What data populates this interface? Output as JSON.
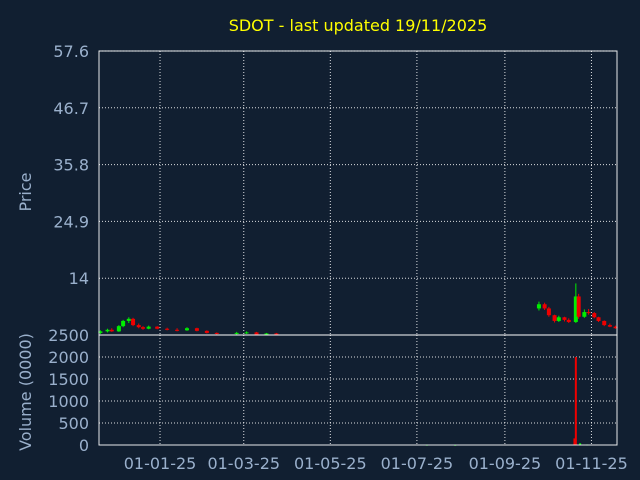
{
  "chart_data": {
    "type": "candlestick",
    "title": "SDOT - last updated 19/11/2025",
    "colors": {
      "background": "#111f31",
      "plot_border": "#ffffff",
      "grid": "#ffffff",
      "title": "#ffff00",
      "axis_text": "#9ab0cc",
      "up": "#00ee00",
      "down": "#ee0000"
    },
    "grid": true,
    "price_panel": {
      "ylabel": "Price",
      "ylim": [
        3.1,
        57.6
      ],
      "y_ticks": [
        {
          "value": 57.6,
          "label": "57.6"
        },
        {
          "value": 46.7,
          "label": "46.7"
        },
        {
          "value": 35.8,
          "label": "35.8"
        },
        {
          "value": 24.9,
          "label": "24.9"
        },
        {
          "value": 14,
          "label": "14"
        }
      ]
    },
    "volume_panel": {
      "ylabel": "Volume (0000)",
      "ylim": [
        0,
        2500
      ],
      "y_ticks": [
        {
          "value": 2500,
          "label": "2500"
        },
        {
          "value": 2000,
          "label": "2000"
        },
        {
          "value": 1500,
          "label": "1500"
        },
        {
          "value": 1000,
          "label": "1000"
        },
        {
          "value": 500,
          "label": "500"
        },
        {
          "value": 0,
          "label": "0"
        }
      ]
    },
    "x_axis": {
      "start": "2024-11-19",
      "end": "2025-11-19",
      "ticks": [
        {
          "date": "2025-01-01",
          "label": "01-01-25"
        },
        {
          "date": "2025-03-01",
          "label": "01-03-25"
        },
        {
          "date": "2025-05-01",
          "label": "01-05-25"
        },
        {
          "date": "2025-07-01",
          "label": "01-07-25"
        },
        {
          "date": "2025-09-01",
          "label": "01-09-25"
        },
        {
          "date": "2025-11-01",
          "label": "01-11-25"
        }
      ]
    },
    "candles": [
      {
        "date": "2024-11-20",
        "open": 3.5,
        "high": 4.0,
        "low": 3.3,
        "close": 3.8
      },
      {
        "date": "2024-11-25",
        "open": 3.8,
        "high": 4.3,
        "low": 3.6,
        "close": 4.1
      },
      {
        "date": "2024-11-28",
        "open": 4.1,
        "high": 4.4,
        "low": 3.7,
        "close": 3.8
      },
      {
        "date": "2024-12-03",
        "open": 3.8,
        "high": 5.0,
        "low": 3.7,
        "close": 4.8
      },
      {
        "date": "2024-12-06",
        "open": 4.8,
        "high": 6.0,
        "low": 4.6,
        "close": 5.8
      },
      {
        "date": "2024-12-10",
        "open": 5.8,
        "high": 6.5,
        "low": 5.4,
        "close": 6.2
      },
      {
        "date": "2024-12-13",
        "open": 6.2,
        "high": 6.4,
        "low": 4.8,
        "close": 5.0
      },
      {
        "date": "2024-12-17",
        "open": 5.0,
        "high": 5.3,
        "low": 4.4,
        "close": 4.6
      },
      {
        "date": "2024-12-20",
        "open": 4.6,
        "high": 4.8,
        "low": 4.1,
        "close": 4.3
      },
      {
        "date": "2024-12-24",
        "open": 4.3,
        "high": 4.9,
        "low": 4.2,
        "close": 4.7
      },
      {
        "date": "2024-12-30",
        "open": 4.7,
        "high": 4.8,
        "low": 4.2,
        "close": 4.3
      },
      {
        "date": "2025-01-06",
        "open": 4.3,
        "high": 4.5,
        "low": 4.0,
        "close": 4.1
      },
      {
        "date": "2025-01-13",
        "open": 4.1,
        "high": 4.4,
        "low": 3.8,
        "close": 4.0
      },
      {
        "date": "2025-01-20",
        "open": 4.0,
        "high": 4.6,
        "low": 3.9,
        "close": 4.4
      },
      {
        "date": "2025-01-27",
        "open": 4.4,
        "high": 4.5,
        "low": 3.8,
        "close": 3.9
      },
      {
        "date": "2025-02-03",
        "open": 3.9,
        "high": 4.0,
        "low": 3.4,
        "close": 3.5
      },
      {
        "date": "2025-02-10",
        "open": 3.5,
        "high": 3.6,
        "low": 3.2,
        "close": 3.3
      },
      {
        "date": "2025-02-24",
        "open": 3.3,
        "high": 3.7,
        "low": 3.2,
        "close": 3.5
      },
      {
        "date": "2025-03-03",
        "open": 3.5,
        "high": 3.8,
        "low": 3.3,
        "close": 3.6
      },
      {
        "date": "2025-03-10",
        "open": 3.6,
        "high": 3.7,
        "low": 3.1,
        "close": 3.2
      },
      {
        "date": "2025-03-17",
        "open": 3.2,
        "high": 3.5,
        "low": 3.1,
        "close": 3.4
      },
      {
        "date": "2025-03-24",
        "open": 3.4,
        "high": 3.5,
        "low": 3.1,
        "close": 3.2
      },
      {
        "date": "2025-09-25",
        "open": 8.2,
        "high": 9.5,
        "low": 7.8,
        "close": 9.0
      },
      {
        "date": "2025-09-29",
        "open": 9.0,
        "high": 9.3,
        "low": 7.9,
        "close": 8.2
      },
      {
        "date": "2025-10-02",
        "open": 8.2,
        "high": 8.5,
        "low": 6.6,
        "close": 6.9
      },
      {
        "date": "2025-10-06",
        "open": 6.9,
        "high": 7.0,
        "low": 5.5,
        "close": 5.8
      },
      {
        "date": "2025-10-09",
        "open": 5.8,
        "high": 6.8,
        "low": 5.6,
        "close": 6.5
      },
      {
        "date": "2025-10-13",
        "open": 6.5,
        "high": 6.6,
        "low": 5.7,
        "close": 6.0
      },
      {
        "date": "2025-10-16",
        "open": 6.0,
        "high": 6.3,
        "low": 5.4,
        "close": 5.6
      },
      {
        "date": "2025-10-21",
        "open": 5.6,
        "high": 13.0,
        "low": 5.4,
        "close": 10.5
      },
      {
        "date": "2025-10-23",
        "open": 10.5,
        "high": 11.0,
        "low": 6.2,
        "close": 6.6
      },
      {
        "date": "2025-10-27",
        "open": 6.6,
        "high": 8.0,
        "low": 6.4,
        "close": 7.5
      },
      {
        "date": "2025-10-30",
        "open": 7.5,
        "high": 8.1,
        "low": 7.0,
        "close": 7.3
      },
      {
        "date": "2025-11-03",
        "open": 7.3,
        "high": 7.5,
        "low": 6.3,
        "close": 6.5
      },
      {
        "date": "2025-11-06",
        "open": 6.5,
        "high": 6.6,
        "low": 5.6,
        "close": 5.8
      },
      {
        "date": "2025-11-10",
        "open": 5.8,
        "high": 5.9,
        "low": 4.8,
        "close": 5.0
      },
      {
        "date": "2025-11-14",
        "open": 5.0,
        "high": 5.3,
        "low": 4.6,
        "close": 4.7
      },
      {
        "date": "2025-11-18",
        "open": 4.7,
        "high": 4.9,
        "low": 4.3,
        "close": 4.4
      }
    ],
    "volume_bars": [
      {
        "date": "2025-07-08",
        "value": 8
      },
      {
        "date": "2025-07-28",
        "value": 6
      },
      {
        "date": "2025-10-20",
        "value": 150
      },
      {
        "date": "2025-10-21",
        "value": 2000
      },
      {
        "date": "2025-10-24",
        "value": 40
      },
      {
        "date": "2025-10-29",
        "value": 12
      }
    ]
  }
}
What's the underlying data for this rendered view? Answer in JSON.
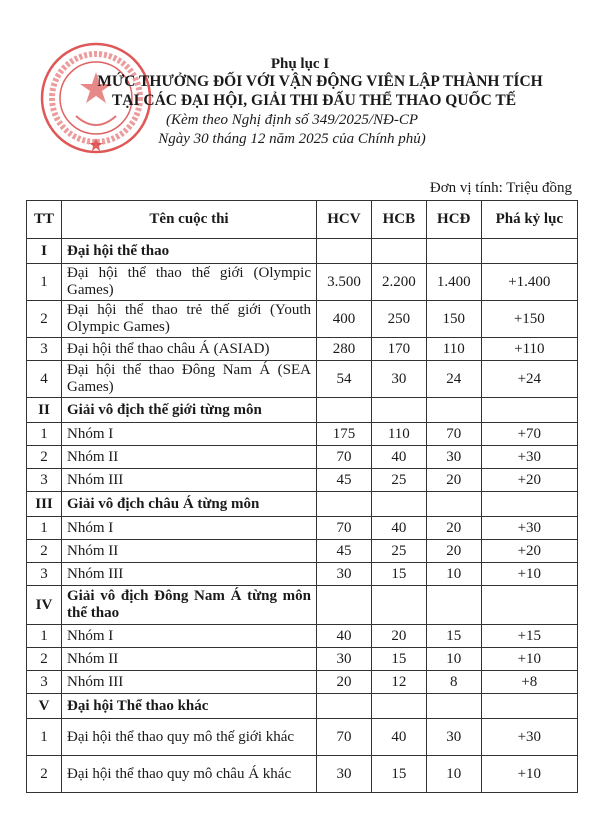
{
  "seal": {
    "text": "CHÍNH PHỦ NƯỚC CỘNG HÒA XÃ HỘI CHỦ NGHĨA VIỆT NAM",
    "color": "#d93a3a"
  },
  "header": {
    "appendix": "Phụ lục I",
    "title_line1": "MỨC THƯỞNG ĐỐI VỚI VẬN ĐỘNG VIÊN LẬP THÀNH TÍCH",
    "title_line2": "TẠI CÁC ĐẠI HỘI, GIẢI THI ĐẤU THỂ THAO QUỐC TẾ",
    "subtitle_line1": "(Kèm theo Nghị định số 349/2025/NĐ-CP",
    "subtitle_line2": "Ngày 30 tháng 12 năm 2025 của Chính phủ)",
    "unit": "Đơn vị tính: Triệu đồng"
  },
  "table": {
    "columns": [
      "TT",
      "Tên cuộc thi",
      "HCV",
      "HCB",
      "HCĐ",
      "Phá kỷ lục"
    ],
    "rows": [
      {
        "type": "section",
        "tt": "I",
        "name": "Đại hội thể thao"
      },
      {
        "tt": "1",
        "name": "Đại hội thể thao thế giới (Olympic Games)",
        "hcv": "3.500",
        "hcb": "2.200",
        "hcd": "1.400",
        "record": "+1.400",
        "two": true
      },
      {
        "tt": "2",
        "name": "Đại hội thể thao trẻ thế giới (Youth Olympic Games)",
        "hcv": "400",
        "hcb": "250",
        "hcd": "150",
        "record": "+150",
        "two": true
      },
      {
        "tt": "3",
        "name": "Đại hội thể thao châu Á (ASIAD)",
        "hcv": "280",
        "hcb": "170",
        "hcd": "110",
        "record": "+110"
      },
      {
        "tt": "4",
        "name": "Đại hội thể thao Đông Nam Á (SEA Games)",
        "hcv": "54",
        "hcb": "30",
        "hcd": "24",
        "record": "+24",
        "two": true
      },
      {
        "type": "section",
        "tt": "II",
        "name": "Giải vô địch thế giới từng môn"
      },
      {
        "tt": "1",
        "name": "Nhóm I",
        "hcv": "175",
        "hcb": "110",
        "hcd": "70",
        "record": "+70"
      },
      {
        "tt": "2",
        "name": "Nhóm II",
        "hcv": "70",
        "hcb": "40",
        "hcd": "30",
        "record": "+30"
      },
      {
        "tt": "3",
        "name": "Nhóm III",
        "hcv": "45",
        "hcb": "25",
        "hcd": "20",
        "record": "+20"
      },
      {
        "type": "section",
        "tt": "III",
        "name": "Giải vô địch châu Á từng môn"
      },
      {
        "tt": "1",
        "name": "Nhóm I",
        "hcv": "70",
        "hcb": "40",
        "hcd": "",
        "record": "+30"
      },
      {
        "tt": "2",
        "name": "Nhóm II",
        "hcv": "45",
        "hcb": "25",
        "hcd": "20",
        "record": "+20"
      },
      {
        "tt": "3",
        "name": "Nhóm III",
        "hcv": "30",
        "hcb": "15",
        "hcd": "10",
        "record": "+10"
      },
      {
        "type": "section",
        "tt": "IV",
        "name": "Giải vô địch Đông Nam Á từng môn thể thao",
        "two": true
      },
      {
        "tt": "1",
        "name": "Nhóm I",
        "hcv": "40",
        "hcb": "20",
        "hcd": "15",
        "record": "+15"
      },
      {
        "tt": "2",
        "name": "Nhóm II",
        "hcv": "30",
        "hcb": "15",
        "hcd": "10",
        "record": "+10"
      },
      {
        "tt": "3",
        "name": "Nhóm III",
        "hcv": "20",
        "hcb": "12",
        "hcd": "8",
        "record": "+8"
      },
      {
        "type": "section",
        "tt": "V",
        "name": "Đại hội Thể thao khác"
      },
      {
        "tt": "1",
        "name": "Đại hội thể thao quy mô thế giới khác",
        "hcv": "70",
        "hcb": "40",
        "hcd": "30",
        "record": "+30",
        "two": true
      },
      {
        "tt": "2",
        "name": "Đại hội thể thao quy mô châu Á khác",
        "hcv": "30",
        "hcb": "15",
        "hcd": "10",
        "record": "+10",
        "two": true
      }
    ]
  }
}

Task directions –
Copy each line containing the word "giới" from the data.

Problem solution –
        "name": "Đại hội thể thao thế giới (Olympic Games)",
        "name": "Đại hội thể thao trẻ thế giới (Youth Olympic Games)",
        "name": "Giải vô địch thế giới từng môn"
        "name": "Đại hội thể thao quy mô thế giới khác",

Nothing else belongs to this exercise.